Saved entries

○ ○ ○ ○

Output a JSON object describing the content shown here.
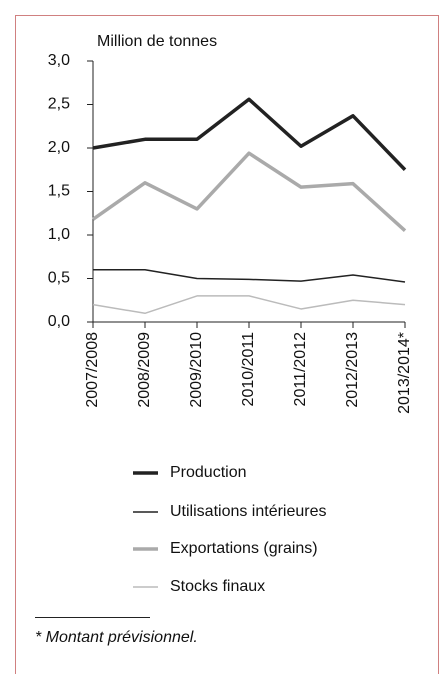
{
  "chart_data": {
    "type": "line",
    "ylabel": "Million de tonnes",
    "categories": [
      "2007/2008",
      "2008/2009",
      "2009/2010",
      "2010/2011",
      "2011/2012",
      "2012/2013",
      "2013/2014*"
    ],
    "series": [
      {
        "name": "Production",
        "color": "#222222",
        "width": 3.5,
        "values": [
          2.0,
          2.1,
          2.1,
          2.56,
          2.02,
          2.37,
          1.75
        ]
      },
      {
        "name": "Utilisations intérieures",
        "color": "#222222",
        "width": 1.5,
        "values": [
          0.6,
          0.6,
          0.5,
          0.49,
          0.47,
          0.54,
          0.46
        ]
      },
      {
        "name": "Exportations (grains)",
        "color": "#aaaaaa",
        "width": 3.5,
        "values": [
          1.18,
          1.6,
          1.3,
          1.94,
          1.55,
          1.59,
          1.05
        ]
      },
      {
        "name": "Stocks finaux",
        "color": "#bbbbbb",
        "width": 1.5,
        "values": [
          0.2,
          0.1,
          0.3,
          0.3,
          0.15,
          0.25,
          0.2
        ]
      }
    ],
    "ylim": [
      0,
      3
    ],
    "yticks": [
      {
        "value": 0,
        "label": "0,0"
      },
      {
        "value": 0.5,
        "label": "0,5"
      },
      {
        "value": 1,
        "label": "1,0"
      },
      {
        "value": 1.5,
        "label": "1,5"
      },
      {
        "value": 2,
        "label": "2,0"
      },
      {
        "value": 2.5,
        "label": "2,5"
      },
      {
        "value": 3,
        "label": "3,0"
      }
    ],
    "footnote": "* Montant prévisionnel."
  }
}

○ ○ ○ ○

__THE TASK__.
Copy every single line of the material above that holds "name".

__RESULT FOR THIS TASK__.
        "name": "Production",
        "name": "Utilisations intérieures",
        "name": "Exportations (grains)",
        "name": "Stocks finaux",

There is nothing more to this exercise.